» **Stated task**
Rewrite every one of the rows below, substituting "stool-leg" for each occurrence of "chair-leg" and keeping everything else the same.

(Entries from a dataset)
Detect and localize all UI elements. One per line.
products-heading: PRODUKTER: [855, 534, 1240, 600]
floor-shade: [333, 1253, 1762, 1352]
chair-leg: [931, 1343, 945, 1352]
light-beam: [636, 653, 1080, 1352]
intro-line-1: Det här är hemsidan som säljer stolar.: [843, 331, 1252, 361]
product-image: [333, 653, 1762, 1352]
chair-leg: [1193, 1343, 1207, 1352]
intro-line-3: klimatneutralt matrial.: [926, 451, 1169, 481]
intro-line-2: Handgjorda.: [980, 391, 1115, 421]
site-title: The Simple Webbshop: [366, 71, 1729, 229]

» **Task output**
Detect and localize all UI elements. One per line.
products-heading: PRODUKTER: [855, 534, 1240, 600]
floor-shade: [333, 1253, 1762, 1352]
stool-leg: [931, 1343, 945, 1352]
light-beam: [636, 653, 1080, 1352]
intro-line-1: Det här är hemsidan som säljer stolar.: [843, 331, 1252, 361]
product-image: [333, 653, 1762, 1352]
stool-leg: [1193, 1343, 1207, 1352]
intro-line-3: klimatneutralt matrial.: [926, 451, 1169, 481]
intro-line-2: Handgjorda.: [980, 391, 1115, 421]
site-title: The Simple Webbshop: [366, 71, 1729, 229]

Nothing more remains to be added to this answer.